# start of Passage provided

Written by Haley Ruman

If you’ve been following our Facebook page, you’re familiar with our ThinkerSpace Challenges. These challenges are designed to engage students and your own children in project-based learning. As I write these challenges, my goal is to make sure kids can complete the challenge by using materials they can find around the house. 

This week’s challenge jumpstarts your students’ and children’s creativity by having them design the next biggest attraction for summer fun.

Leverage Summer Interests

For your kids, this summer will be unlike any other they’ve experienced. Instead of going to the pool, summer camps, and playing with neighbors until it’s dark, social distancing may mean this summer has different restrictions.

Even if your students and children can’t engage in typical summer activities, incorporate these interests into special summer projects. If they can’t go to the pool, have them design a pool for all of their friends. If they can’t go to camp, have them work virtually with a friend to design their own camp—complete with a daily schedule, crafts, and games.

Summer’s Big Attraction

While I spent a majority of my childhood summers crafting and running around with my siblings, there was one activity that epitomized summer for me: a day at my favorite amusement park, Hersheypark. 

We’d pick up sandwiches from Wawa early in the morning, make the drive to Hershey, and slather ourselves with sunscreen before walking through the front gates. I still remember how excited I got when I saw the largest roller coasters miles before we got to the park.

In this challenge, it’s time for your kids to design the next ride to make a big splash in the amusement park world.

Design an Amusement Park Ride

Design a model for an amusement park ride. How can design it so amusement park goers are excited and filled with anticipation when they see it?

Amusement park rides are all about the physics behind movement. Before designing your ride, learn about Sir Isaac Newton’s three Laws of Motion.

First Law of Motion: This law states that an object at rest (not moving) tends to stay at rest and a moving object tends to stay in motion unless acted upon by another force. For example: The ingredients to make cookies will not mix together unless I use force and a spoon to stir them up.

Second Law of Motion: This law states that the acceleration of an object (how quickly it speeds up or slows down) is dependent on the force acting upon that object, as well as its mass (amount of matter in an object). For example: My car will move at a faster rate if I press harder on the gas pedal. I can also increase the acceleration faster on a smaller object, like a baseball, than a larger object, like a refrigerator.

Third Law of Motion: This law states that every action has an equal and opposite reaction. For example: If I kick a soccer ball, the soccer ball will go flying—how far or high depends on how much force I use to kick the ball.

The success of your amusement park ride will also depend on gravity.

Gravity is a force that draws an object toward a larger object. It’s very hard to measure the gravitational force between a basketball and a baseball, but it is much easier to measure the gravitational force between a basketball and the Earth because Earth is so much larger! 

Another physics concept that may impact your ride is centripetal force. Centripetal force keeps an object moving in a curved path around the center of rotation.

# end of Passage provided
# start of Dataset content

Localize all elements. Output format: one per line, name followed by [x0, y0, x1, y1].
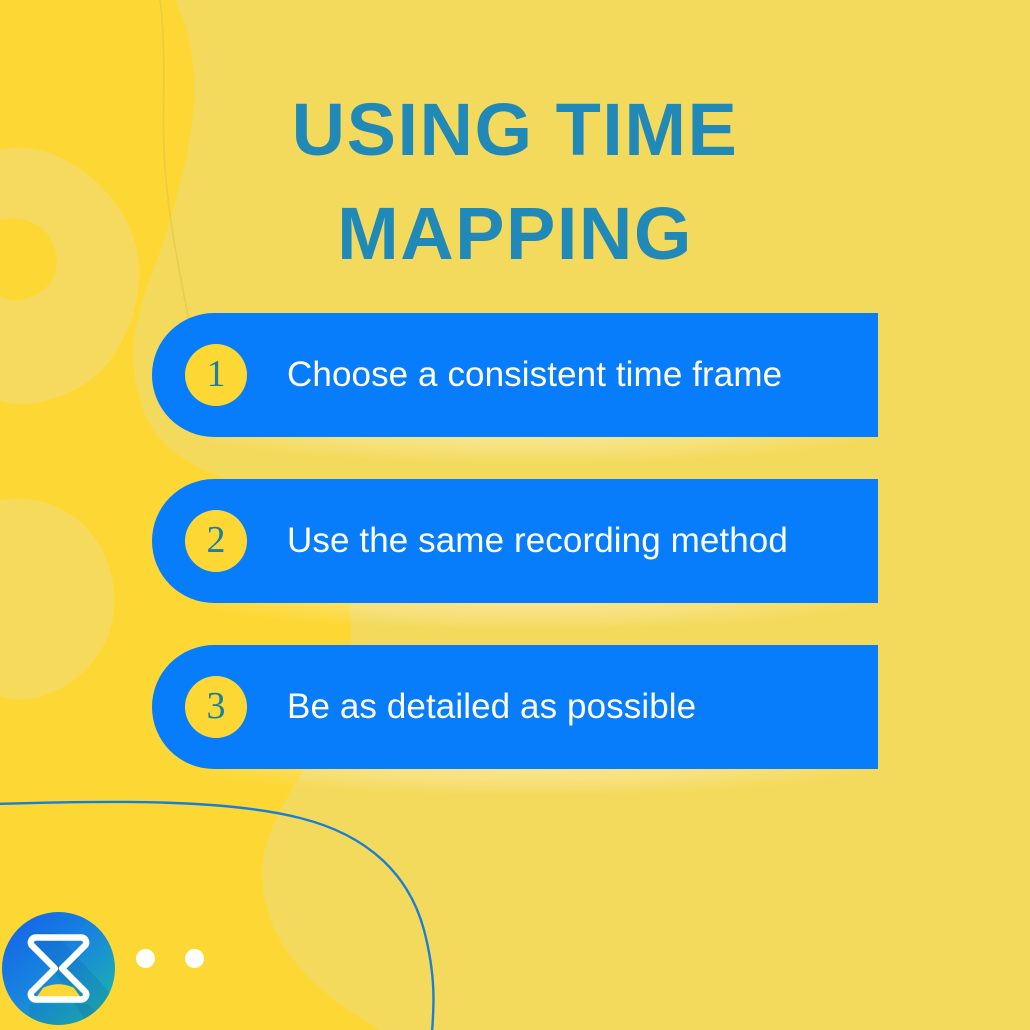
page-title-line-1: USING TIME — [0, 78, 1030, 182]
page-title-line-2: MAPPING — [0, 182, 1030, 286]
step-label-1: Choose a consistent time frame — [287, 355, 782, 395]
step-card-1[interactable]: 1 Choose a consistent time frame — [152, 313, 878, 437]
step-card-3[interactable]: 3 Be as detailed as possible — [152, 645, 878, 769]
step-number-badge-2: 2 — [185, 510, 247, 572]
logo-dot-2 — [185, 949, 204, 968]
step-label-2: Use the same recording method — [287, 521, 788, 561]
step-label-3: Be as detailed as possible — [287, 687, 696, 727]
page-title: USING TIME MAPPING — [0, 78, 1030, 286]
step-number-badge-3: 3 — [185, 676, 247, 738]
logo-dots — [136, 948, 216, 968]
step-number-badge-1: 1 — [185, 344, 247, 406]
logo-dot-1 — [136, 949, 155, 968]
poster-canvas: USING TIME MAPPING 1 Choose a consistent… — [0, 0, 1030, 1030]
background-blob-lower-left — [0, 499, 114, 700]
steps-list: 1 Choose a consistent time frame 2 Use t… — [152, 313, 878, 811]
hourglass-logo[interactable] — [2, 912, 115, 1025]
step-card-2[interactable]: 2 Use the same recording method — [152, 479, 878, 603]
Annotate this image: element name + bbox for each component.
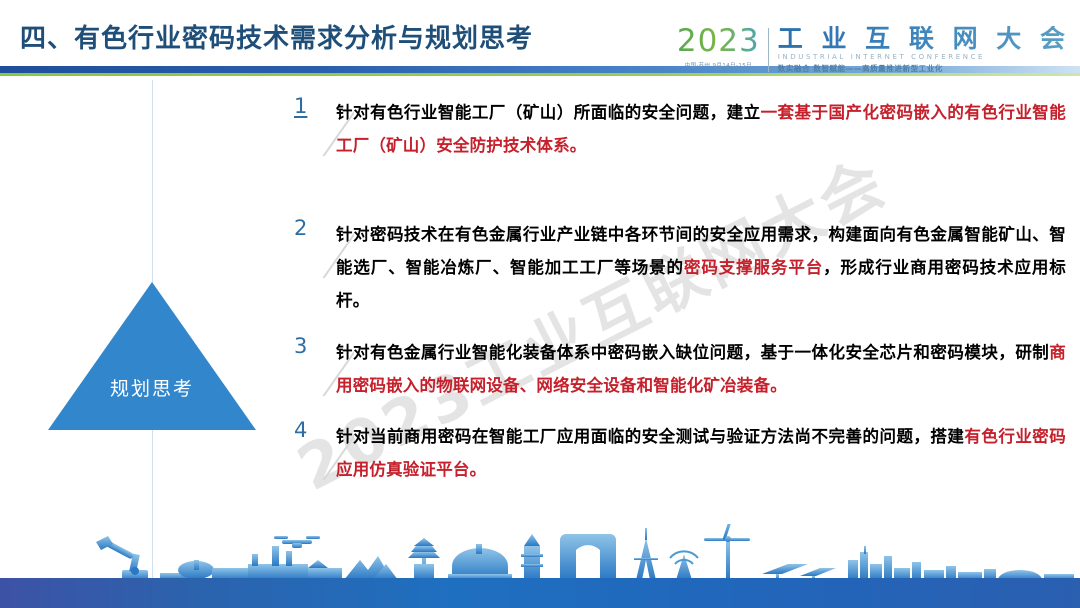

# end of Dataset content

(Exercises to complete)
1. Copy from the amusement park ride challenge above, starting with "Design an Amusement" and going on through "three Laws of Motion.".
2. In two sentences, summarize the amusement park ride challenge.

(Answers to the exercises)
1.
Design an Amusement Park Ride

Design a model for an amusement park ride. How can design it so amusement park goers are excited and filled with anticipation when they see it?

Amusement park rides are all about the physics behind movement. Before designing your ride, learn about Sir Isaac Newton’s three Laws of Motion.

2. The challenge asks kids to design a model for an amusement park ride, which is a way to turn summer interests into projects when social distancing may limit typical summer activities. It explains that such rides depend on physics and introduces Newton's three laws of motion, gravity, and centripetal force.